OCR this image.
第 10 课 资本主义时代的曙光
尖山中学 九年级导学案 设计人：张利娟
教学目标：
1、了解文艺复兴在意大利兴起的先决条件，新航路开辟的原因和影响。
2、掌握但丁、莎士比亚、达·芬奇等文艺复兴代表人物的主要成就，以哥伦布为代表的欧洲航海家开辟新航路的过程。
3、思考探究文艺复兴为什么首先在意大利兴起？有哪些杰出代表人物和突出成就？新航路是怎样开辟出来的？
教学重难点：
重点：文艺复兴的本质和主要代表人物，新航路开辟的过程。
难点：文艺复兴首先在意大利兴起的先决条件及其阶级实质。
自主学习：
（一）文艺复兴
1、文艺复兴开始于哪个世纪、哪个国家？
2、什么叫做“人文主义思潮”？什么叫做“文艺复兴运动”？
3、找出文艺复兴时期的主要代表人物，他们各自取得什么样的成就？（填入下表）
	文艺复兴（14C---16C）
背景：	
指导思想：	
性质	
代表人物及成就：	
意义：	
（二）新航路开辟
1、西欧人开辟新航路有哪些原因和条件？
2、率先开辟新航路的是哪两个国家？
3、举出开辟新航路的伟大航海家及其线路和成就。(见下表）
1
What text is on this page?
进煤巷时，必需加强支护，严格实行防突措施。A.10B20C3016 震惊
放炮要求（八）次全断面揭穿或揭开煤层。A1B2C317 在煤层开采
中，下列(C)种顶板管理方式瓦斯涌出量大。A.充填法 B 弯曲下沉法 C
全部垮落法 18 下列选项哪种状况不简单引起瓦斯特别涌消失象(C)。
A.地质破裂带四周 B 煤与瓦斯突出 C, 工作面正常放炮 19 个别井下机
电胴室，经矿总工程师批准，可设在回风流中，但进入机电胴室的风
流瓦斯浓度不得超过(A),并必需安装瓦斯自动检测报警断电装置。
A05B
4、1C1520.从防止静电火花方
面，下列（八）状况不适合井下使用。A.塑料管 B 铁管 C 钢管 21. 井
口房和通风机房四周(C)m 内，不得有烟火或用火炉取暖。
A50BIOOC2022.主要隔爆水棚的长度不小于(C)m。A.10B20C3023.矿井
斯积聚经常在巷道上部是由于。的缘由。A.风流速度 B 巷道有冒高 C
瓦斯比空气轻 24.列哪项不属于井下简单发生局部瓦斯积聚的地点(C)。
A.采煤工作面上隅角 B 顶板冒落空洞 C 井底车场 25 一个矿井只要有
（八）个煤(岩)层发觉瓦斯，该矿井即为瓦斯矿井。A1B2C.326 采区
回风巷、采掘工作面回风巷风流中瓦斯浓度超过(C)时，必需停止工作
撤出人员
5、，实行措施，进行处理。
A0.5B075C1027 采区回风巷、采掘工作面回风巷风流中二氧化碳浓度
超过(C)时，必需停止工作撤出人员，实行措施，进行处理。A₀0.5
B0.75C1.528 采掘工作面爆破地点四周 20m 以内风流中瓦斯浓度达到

--

> Brief
Extract the entries above verbatim.

> Result of this task
OCR this image.
第 10 课 资本主义时代的曙光
尖山中学 九年级导学案 设计人：张利娟
教学目标：
1、了解文艺复兴在意大利兴起的先决条件，新航路开辟的原因和影响。
2、掌握但丁、莎士比亚、达·芬奇等文艺复兴代表人物的主要成就，以哥伦布为代表的欧洲航海家开辟新航路的过程。
3、思考探究文艺复兴为什么首先在意大利兴起？有哪些杰出代表人物和突出成就？新航路是怎样开辟出来的？
教学重难点：
重点：文艺复兴的本质和主要代表人物，新航路开辟的过程。
难点：文艺复兴首先在意大利兴起的先决条件及其阶级实质。
自主学习：
（一）文艺复兴
1、文艺复兴开始于哪个世纪、哪个国家？
2、什么叫做“人文主义思潮”？什么叫做“文艺复兴运动”？
3、找出文艺复兴时期的主要代表人物，他们各自取得什么样的成就？（填入下表）
	文艺复兴（14C---16C）
背景：	
指导思想：	
性质	
代表人物及成就：	
意义：	
（二）新航路开辟
1、西欧人开辟新航路有哪些原因和条件？
2、率先开辟新航路的是哪两个国家？
3、举出开辟新航路的伟大航海家及其线路和成就。(见下表）
1
What text is on this page?
进煤巷时，必需加强支护，严格实行防突措施。A.10B20C3016 震惊
放炮要求（八）次全断面揭穿或揭开煤层。A1B2C317 在煤层开采
中，下列(C)种顶板管理方式瓦斯涌出量大。A.充填法 B 弯曲下沉法 C
全部垮落法 18 下列选项哪种状况不简单引起瓦斯特别涌消失象(C)。
A.地质破裂带四周 B 煤与瓦斯突出 C, 工作面正常放炮 19 个别井下机
电胴室，经矿总工程师批准，可设在回风流中，但进入机电胴室的风
流瓦斯浓度不得超过(A),并必需安装瓦斯自动检测报警断电装置。
A05B
4、1C1520.从防止静电火花方
面，下列（八）状况不适合井下使用。A.塑料管 B 铁管 C 钢管 21. 井
口房和通风机房四周(C)m 内，不得有烟火或用火炉取暖。
A50BIOOC2022.主要隔爆水棚的长度不小于(C)m。A.10B20C3023.矿井
斯积聚经常在巷道上部是由于。的缘由。A.风流速度 B 巷道有冒高 C
瓦斯比空气轻 24.列哪项不属于井下简单发生局部瓦斯积聚的地点(C)。
A.采煤工作面上隅角 B 顶板冒落空洞 C 井底车场 25 一个矿井只要有
（八）个煤(岩)层发觉瓦斯，该矿井即为瓦斯矿井。A1B2C.326 采区
回风巷、采掘工作面回风巷风流中瓦斯浓度超过(C)时，必需停止工作
撤出人员
5、，实行措施，进行处理。
A0.5B075C1027 采区回风巷、采掘工作面回风巷风流中二氧化碳浓度
超过(C)时，必需停止工作撤出人员，实行措施，进行处理。A₀0.5
B0.75C1.528 采掘工作面爆破地点四周 20m 以内风流中瓦斯浓度达到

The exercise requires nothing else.